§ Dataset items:
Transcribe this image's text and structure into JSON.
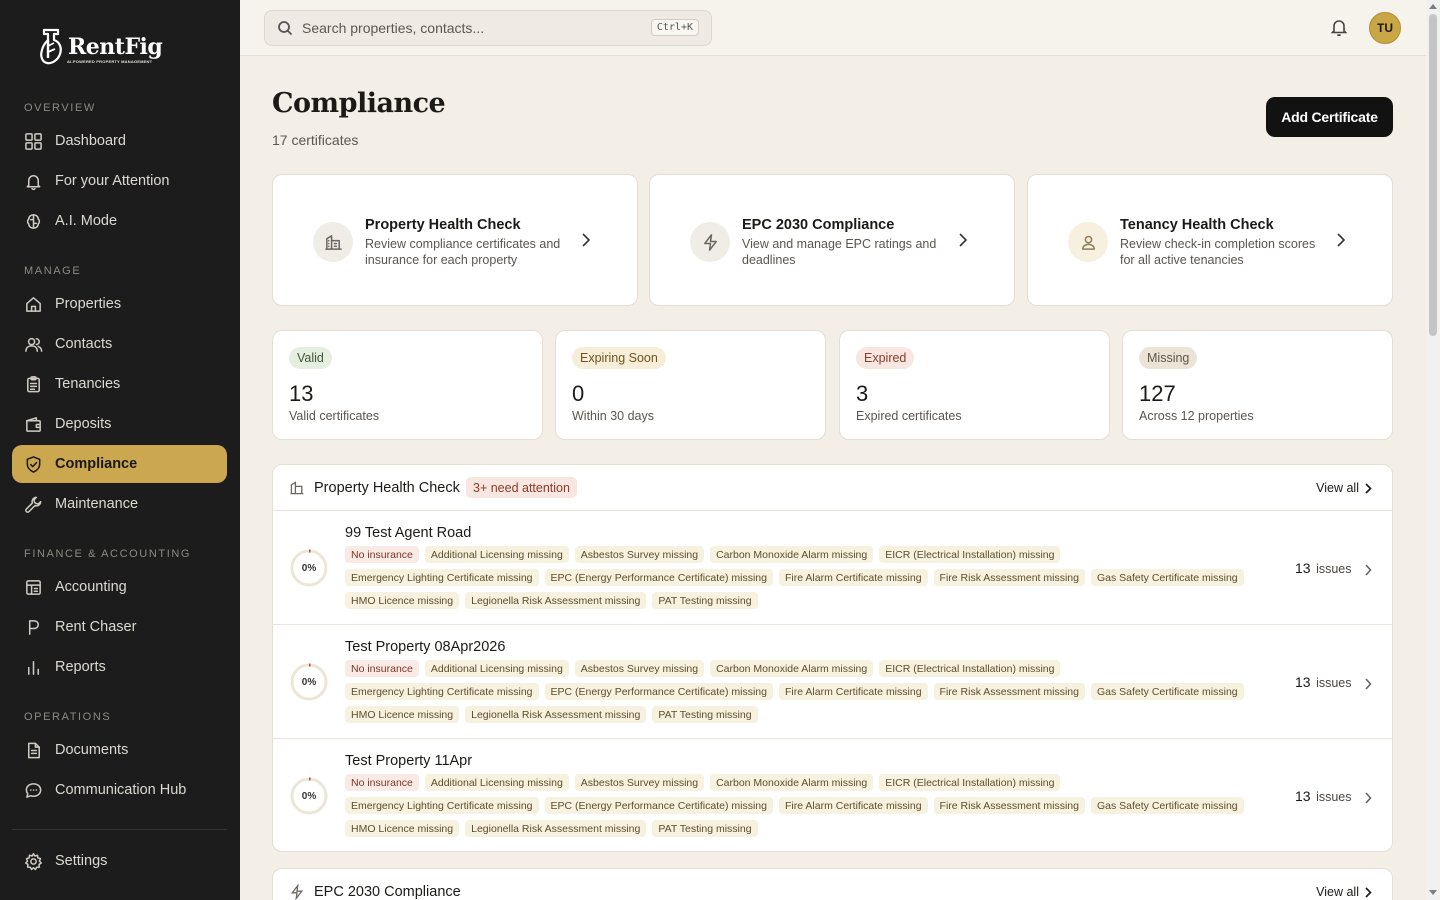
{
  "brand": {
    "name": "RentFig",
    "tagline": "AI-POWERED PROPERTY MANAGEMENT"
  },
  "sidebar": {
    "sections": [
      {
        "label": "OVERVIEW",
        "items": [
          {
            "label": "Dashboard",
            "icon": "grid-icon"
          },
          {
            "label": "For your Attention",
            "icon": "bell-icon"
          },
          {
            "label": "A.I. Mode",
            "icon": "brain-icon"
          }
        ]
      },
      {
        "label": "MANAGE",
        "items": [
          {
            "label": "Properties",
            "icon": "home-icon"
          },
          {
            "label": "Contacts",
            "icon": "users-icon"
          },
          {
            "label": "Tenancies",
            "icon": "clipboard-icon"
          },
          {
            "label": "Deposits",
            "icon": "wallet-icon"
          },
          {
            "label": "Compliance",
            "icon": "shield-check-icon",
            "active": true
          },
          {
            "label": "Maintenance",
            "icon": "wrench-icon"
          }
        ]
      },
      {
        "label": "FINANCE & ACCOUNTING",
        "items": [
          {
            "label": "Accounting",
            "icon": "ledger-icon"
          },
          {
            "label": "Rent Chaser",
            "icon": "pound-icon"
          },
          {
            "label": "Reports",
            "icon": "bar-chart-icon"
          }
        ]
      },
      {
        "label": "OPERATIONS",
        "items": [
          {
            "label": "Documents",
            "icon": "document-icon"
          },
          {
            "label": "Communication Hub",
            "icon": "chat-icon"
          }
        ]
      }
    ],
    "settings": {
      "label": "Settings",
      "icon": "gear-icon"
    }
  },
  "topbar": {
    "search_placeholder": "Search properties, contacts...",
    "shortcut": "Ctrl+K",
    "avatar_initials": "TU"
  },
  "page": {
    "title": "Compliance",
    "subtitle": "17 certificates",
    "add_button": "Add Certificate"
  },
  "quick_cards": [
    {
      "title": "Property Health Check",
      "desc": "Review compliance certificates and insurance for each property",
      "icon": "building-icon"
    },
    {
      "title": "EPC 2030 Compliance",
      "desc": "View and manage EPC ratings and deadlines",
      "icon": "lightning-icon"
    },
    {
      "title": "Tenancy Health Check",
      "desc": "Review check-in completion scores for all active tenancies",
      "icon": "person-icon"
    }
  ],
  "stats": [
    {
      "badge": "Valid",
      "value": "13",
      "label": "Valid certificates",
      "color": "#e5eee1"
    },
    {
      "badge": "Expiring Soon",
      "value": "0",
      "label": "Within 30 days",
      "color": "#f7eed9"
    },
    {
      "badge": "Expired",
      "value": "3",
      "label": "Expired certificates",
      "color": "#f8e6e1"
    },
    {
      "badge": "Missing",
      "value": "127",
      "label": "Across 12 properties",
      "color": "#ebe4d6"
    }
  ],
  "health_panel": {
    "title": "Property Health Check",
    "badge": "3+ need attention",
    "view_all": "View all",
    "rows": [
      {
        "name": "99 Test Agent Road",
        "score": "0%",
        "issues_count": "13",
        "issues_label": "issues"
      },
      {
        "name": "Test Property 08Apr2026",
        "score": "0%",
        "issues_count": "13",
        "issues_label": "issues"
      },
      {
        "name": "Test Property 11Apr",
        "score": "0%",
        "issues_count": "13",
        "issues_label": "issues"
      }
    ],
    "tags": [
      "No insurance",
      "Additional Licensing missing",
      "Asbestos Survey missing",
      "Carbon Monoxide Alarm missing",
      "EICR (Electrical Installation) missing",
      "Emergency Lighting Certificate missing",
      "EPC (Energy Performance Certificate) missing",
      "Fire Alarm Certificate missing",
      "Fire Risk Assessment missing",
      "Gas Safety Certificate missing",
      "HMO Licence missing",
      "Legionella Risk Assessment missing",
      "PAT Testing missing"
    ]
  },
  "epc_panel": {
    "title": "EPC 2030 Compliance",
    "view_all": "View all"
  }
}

§ TASK TO COMPLETE: Go through the material line by line. Show each line that contains the string "color".

§ OUTPUT FOR THIS TASK:
      "color": "#e5eee1"
      "color": "#f7eed9"
      "color": "#f8e6e1"
      "color": "#ebe4d6"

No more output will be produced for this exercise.